• [Gestellte Aufgabe 1]: Sammle aus den Zeilen weiter unten jede, in der die Zeichenfolge „detector“ vorkommt, und gib sie unverändert wieder. Groß- und Kleinschreibung ist dabei zu beachten.

• [Lesetext]:
▼
Der Südwesten trauert um den verstorbenen Papst Benedikt XVI.: Die Bischöfe im Land würdigten ihn am Samstag als »deutschen Papst« und prägend für die katholische Kirche. Baden-Württembergs Ministerpräsident Winfried Kretschmann (Grüne) erinnerte sich an ihn als bedeutenden deutschsprachigen Theologen. Der emeritierte Papst Benedikt XVI. ist am Samstagmorgen im Kloster Mater Ecclesiae im Vatikan gestorben.
Für den Freiburger Erzbischof Stephan Burger war Benedikts Pontifikat geprägt durch geistige Brillanz und Klarheit sowie durch Warmherzigkeit und fromme Tiefe. Bei aller Trauer dürften aber auch die schmerzlichen Ereignisse im Umgang mit Missbrauchsvorwürfen und -tätern nicht ausgeblendet werden, die Joseph Ratzinger als Erzbischof von München und Freising betreffen. Als Präfekt der Glaubenskongregation und als Papst habe er klare Maßstäbe in der Aufarbeitung gesetzt, so Burger in einer Mitteilung.
Aus Sicht des Rottenburger Bischofs Gebhard Fürst hat Benedikt die katholische Kirche nachhaltig geprägt. Er hob unter anderem einen Brief Benedikts an die irische Kirche zum dortigen Missbrauchsskandal im Jahr 2010 hervor. Darin hieß es: »Wir brauchen eine neue Vision, um zukünftige Generationen zu inspirieren, das Geschenk unseres gemeinsamen Glaubens zu schätzen.«
Der Freiburger Verlag Herder erinnert sich an Benedikt als »Papst der Bücher«. Mit mehr als 60 Publikationen sei er einer der langjährigsten und prägendsten Autoren des Verlags, so Verleger Manuel Herder.
▲
• [Übungsmaterial]:
▼
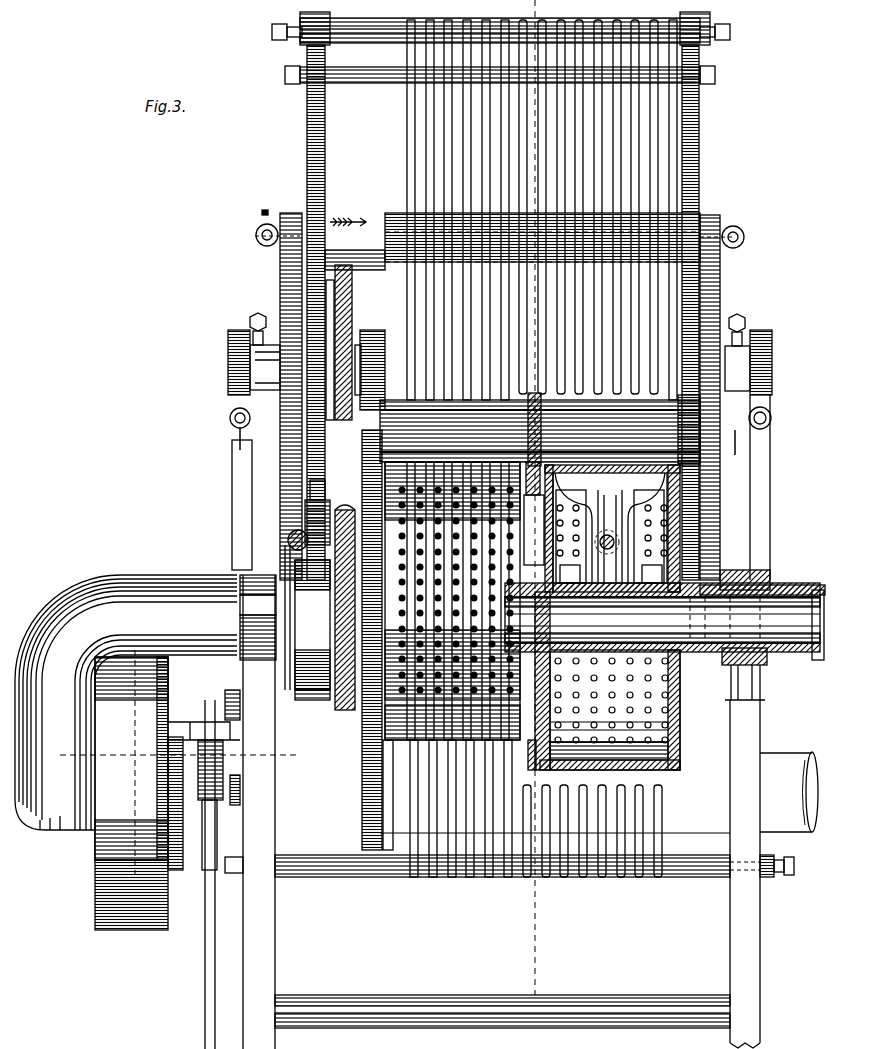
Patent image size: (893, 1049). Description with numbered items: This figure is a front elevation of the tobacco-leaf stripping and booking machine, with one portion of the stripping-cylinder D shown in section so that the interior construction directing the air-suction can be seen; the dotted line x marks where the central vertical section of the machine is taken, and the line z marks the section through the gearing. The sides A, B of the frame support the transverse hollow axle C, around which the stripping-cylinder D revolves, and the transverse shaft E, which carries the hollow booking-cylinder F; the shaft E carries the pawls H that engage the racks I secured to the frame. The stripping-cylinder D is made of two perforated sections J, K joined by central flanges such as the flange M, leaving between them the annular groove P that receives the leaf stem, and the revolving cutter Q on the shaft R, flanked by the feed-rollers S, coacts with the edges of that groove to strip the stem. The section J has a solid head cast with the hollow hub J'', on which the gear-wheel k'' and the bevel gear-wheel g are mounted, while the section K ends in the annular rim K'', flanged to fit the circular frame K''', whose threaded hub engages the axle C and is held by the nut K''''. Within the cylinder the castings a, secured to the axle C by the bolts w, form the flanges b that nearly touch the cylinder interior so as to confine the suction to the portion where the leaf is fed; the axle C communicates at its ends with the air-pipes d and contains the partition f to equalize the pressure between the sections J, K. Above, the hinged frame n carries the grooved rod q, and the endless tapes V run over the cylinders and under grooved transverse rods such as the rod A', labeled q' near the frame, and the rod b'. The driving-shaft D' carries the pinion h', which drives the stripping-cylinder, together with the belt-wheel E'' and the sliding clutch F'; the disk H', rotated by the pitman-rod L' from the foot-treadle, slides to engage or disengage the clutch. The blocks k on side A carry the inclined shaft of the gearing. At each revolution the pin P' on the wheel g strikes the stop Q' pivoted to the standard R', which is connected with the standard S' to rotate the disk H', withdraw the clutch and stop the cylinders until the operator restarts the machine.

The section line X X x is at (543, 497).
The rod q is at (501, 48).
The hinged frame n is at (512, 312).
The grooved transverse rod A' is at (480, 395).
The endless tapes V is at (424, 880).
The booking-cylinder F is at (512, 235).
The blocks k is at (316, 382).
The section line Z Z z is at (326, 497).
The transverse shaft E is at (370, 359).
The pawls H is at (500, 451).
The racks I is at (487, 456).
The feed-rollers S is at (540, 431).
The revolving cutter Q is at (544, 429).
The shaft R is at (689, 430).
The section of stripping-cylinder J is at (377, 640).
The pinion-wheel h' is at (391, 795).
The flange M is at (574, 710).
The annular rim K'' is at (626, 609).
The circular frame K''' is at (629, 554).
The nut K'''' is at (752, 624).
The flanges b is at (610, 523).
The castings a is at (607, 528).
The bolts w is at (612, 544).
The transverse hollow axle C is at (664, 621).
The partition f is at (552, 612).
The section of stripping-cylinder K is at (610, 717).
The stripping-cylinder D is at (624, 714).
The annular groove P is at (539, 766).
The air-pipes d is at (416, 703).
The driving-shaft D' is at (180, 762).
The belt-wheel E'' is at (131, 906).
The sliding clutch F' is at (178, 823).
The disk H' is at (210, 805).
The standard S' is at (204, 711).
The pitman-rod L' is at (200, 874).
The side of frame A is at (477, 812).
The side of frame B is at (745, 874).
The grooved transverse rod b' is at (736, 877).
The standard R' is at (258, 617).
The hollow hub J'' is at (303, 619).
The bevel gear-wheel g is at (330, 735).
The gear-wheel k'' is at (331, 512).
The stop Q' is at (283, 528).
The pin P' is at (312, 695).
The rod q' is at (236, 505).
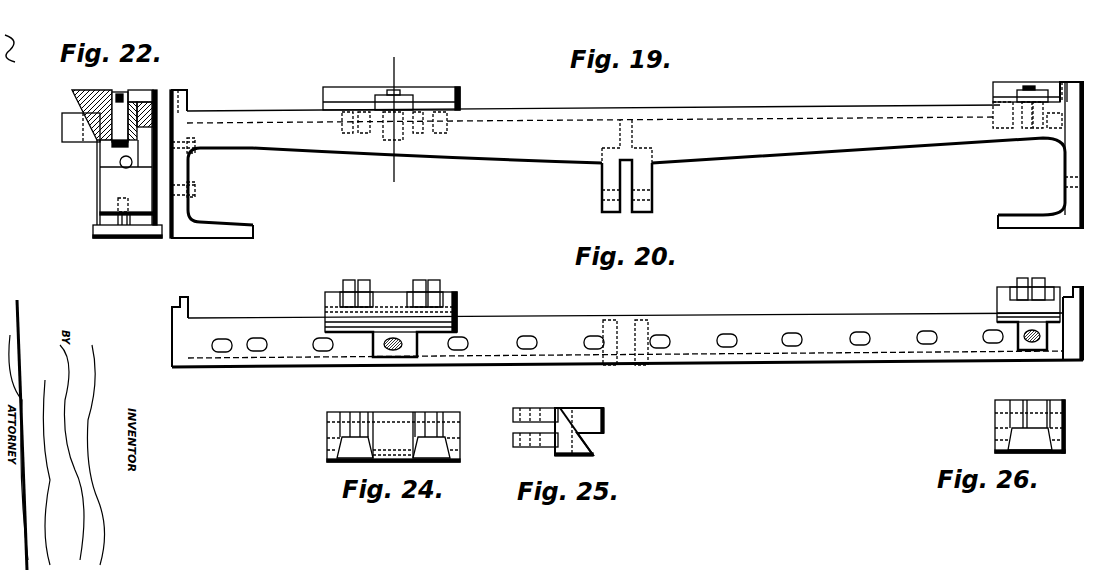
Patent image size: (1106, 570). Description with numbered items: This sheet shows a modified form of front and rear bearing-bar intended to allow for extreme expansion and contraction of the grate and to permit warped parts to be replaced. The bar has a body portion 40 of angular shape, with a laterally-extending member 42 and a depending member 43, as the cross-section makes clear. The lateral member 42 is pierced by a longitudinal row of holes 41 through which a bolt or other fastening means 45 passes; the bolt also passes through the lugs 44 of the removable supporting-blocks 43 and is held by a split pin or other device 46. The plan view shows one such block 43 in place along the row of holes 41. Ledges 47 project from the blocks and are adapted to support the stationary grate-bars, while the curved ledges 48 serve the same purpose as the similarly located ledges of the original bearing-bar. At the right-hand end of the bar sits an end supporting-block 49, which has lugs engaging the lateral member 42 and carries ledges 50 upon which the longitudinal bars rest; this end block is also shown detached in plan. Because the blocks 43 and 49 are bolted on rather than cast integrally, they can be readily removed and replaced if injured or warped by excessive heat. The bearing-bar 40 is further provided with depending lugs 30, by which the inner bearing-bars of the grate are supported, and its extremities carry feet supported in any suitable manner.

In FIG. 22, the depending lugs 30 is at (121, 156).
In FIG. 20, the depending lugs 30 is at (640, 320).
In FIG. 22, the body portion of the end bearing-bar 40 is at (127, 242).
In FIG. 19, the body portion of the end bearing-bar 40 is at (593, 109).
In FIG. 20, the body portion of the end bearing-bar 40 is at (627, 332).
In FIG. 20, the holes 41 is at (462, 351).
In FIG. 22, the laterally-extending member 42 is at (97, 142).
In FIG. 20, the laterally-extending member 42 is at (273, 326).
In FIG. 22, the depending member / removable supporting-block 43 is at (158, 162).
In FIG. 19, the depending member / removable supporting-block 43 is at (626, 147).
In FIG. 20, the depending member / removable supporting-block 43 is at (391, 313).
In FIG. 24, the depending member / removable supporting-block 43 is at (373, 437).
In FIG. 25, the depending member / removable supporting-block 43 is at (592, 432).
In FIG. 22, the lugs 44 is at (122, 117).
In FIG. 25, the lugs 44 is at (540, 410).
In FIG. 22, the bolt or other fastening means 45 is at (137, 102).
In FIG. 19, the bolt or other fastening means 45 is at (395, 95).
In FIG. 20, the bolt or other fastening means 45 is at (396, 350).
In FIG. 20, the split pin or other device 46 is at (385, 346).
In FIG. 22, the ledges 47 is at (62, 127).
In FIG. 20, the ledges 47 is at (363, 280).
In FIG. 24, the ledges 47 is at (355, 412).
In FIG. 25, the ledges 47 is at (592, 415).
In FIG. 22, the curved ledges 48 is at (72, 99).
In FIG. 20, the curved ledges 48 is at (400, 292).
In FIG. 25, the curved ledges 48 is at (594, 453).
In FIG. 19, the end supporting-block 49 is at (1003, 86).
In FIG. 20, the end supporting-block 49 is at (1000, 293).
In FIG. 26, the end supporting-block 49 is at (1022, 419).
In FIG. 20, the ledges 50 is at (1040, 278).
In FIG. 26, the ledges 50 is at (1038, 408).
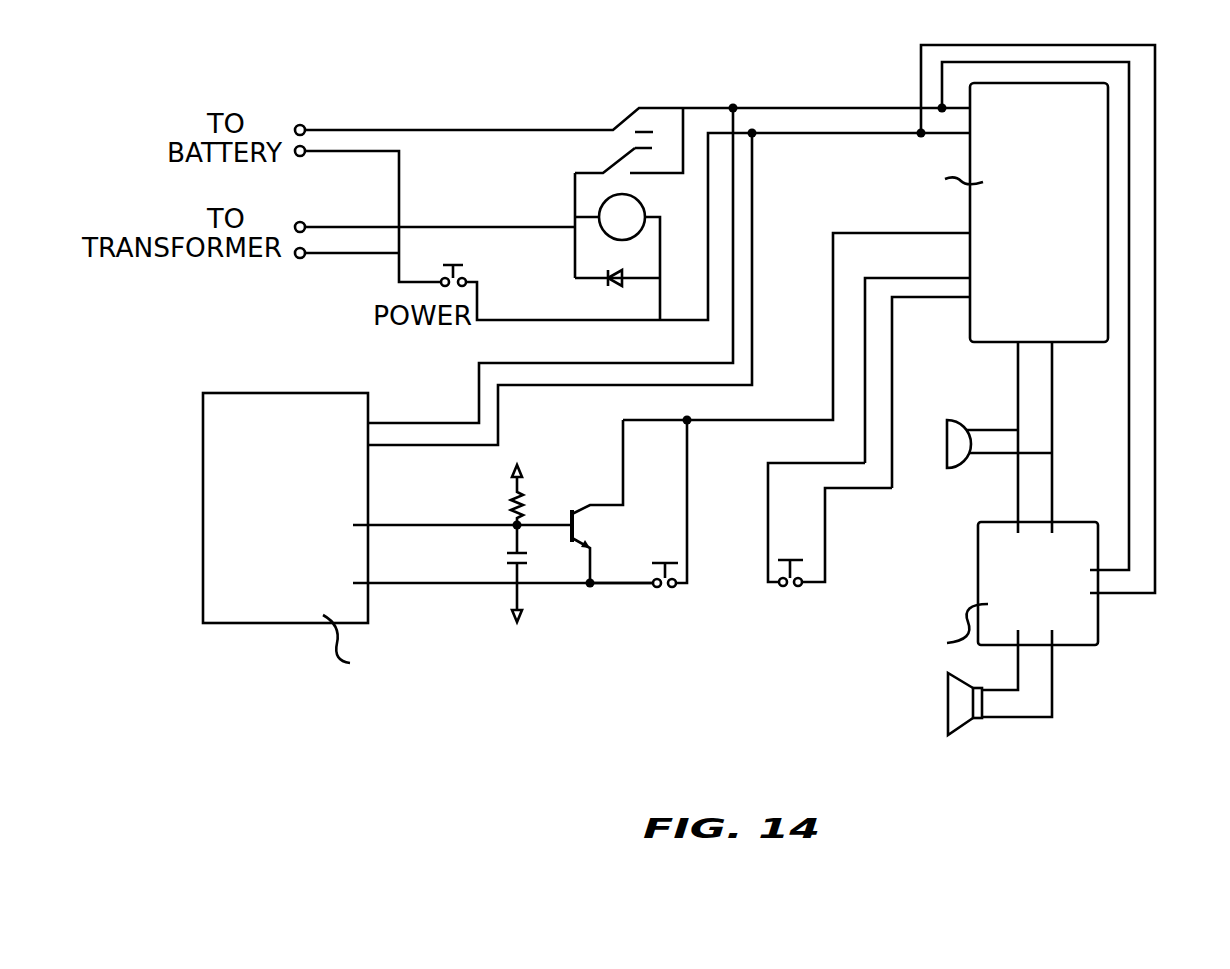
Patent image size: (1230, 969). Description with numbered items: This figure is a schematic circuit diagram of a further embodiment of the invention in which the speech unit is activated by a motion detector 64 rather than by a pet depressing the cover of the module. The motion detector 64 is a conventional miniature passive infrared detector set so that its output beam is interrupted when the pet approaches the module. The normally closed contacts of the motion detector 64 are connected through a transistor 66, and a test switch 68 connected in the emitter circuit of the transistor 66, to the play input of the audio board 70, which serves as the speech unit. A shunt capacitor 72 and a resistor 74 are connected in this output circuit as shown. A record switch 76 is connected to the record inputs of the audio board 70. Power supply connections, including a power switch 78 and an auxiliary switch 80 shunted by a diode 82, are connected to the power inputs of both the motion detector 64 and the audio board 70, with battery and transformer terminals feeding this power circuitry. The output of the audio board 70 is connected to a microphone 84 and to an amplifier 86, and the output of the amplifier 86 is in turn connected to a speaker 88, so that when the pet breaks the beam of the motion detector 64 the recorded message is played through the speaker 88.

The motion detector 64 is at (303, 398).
▲
• [Gestellte Aufgabe 2]:
Beantworte die folgenden Fragen zum Lesetext oben und kennzeichne die Antworten ebenso mit (a), (b) und (c).
(a) Wo ist Benedikt XVI. gestorben?
(b) An welche Kirche richtete sich der Brief Benedikts aus dem Jahr 2010, den Gebhard Fürst hervorhob?
(c) Als was erinnert sich der Verlag Herder an Benedikt?

• [Endgültige Antwort 1]:
Patent image size: (1230, 969). Description with numbered items: This figure is a schematic circuit diagram of a further embodiment of the invention in which the speech unit is activated by a motion detector 64 rather than by a pet depressing the cover of the module. The motion detector 64 is a conventional miniature passive infrared detector set so that its output beam is interrupted when the pet approaches the module. The normally closed contacts of the motion detector 64 are connected through a transistor 66, and a test switch 68 connected in the emitter circuit of the transistor 66, to the play input of the audio board 70, which serves as the speech unit. A shunt capacitor 72 and a resistor 74 are connected in this output circuit as shown. A record switch 76 is connected to the record inputs of the audio board 70. Power supply connections, including a power switch 78 and an auxiliary switch 80 shunted by a diode 82, are connected to the power inputs of both the motion detector 64 and the audio board 70, with battery and transformer terminals feeding this power circuitry. The output of the audio board 70 is connected to a microphone 84 and to an amplifier 86, and the output of the amplifier 86 is in turn connected to a speaker 88, so that when the pet breaks the beam of the motion detector 64 the recorded message is played through the speaker 88.
The motion detector 64 is at (303, 398).

• [Endgültige Antwort 2]:
(a) Im Kloster Mater Ecclesiae im Vatikan.
(b) An die irische Kirche.
(c) Als »Papst der Bücher«.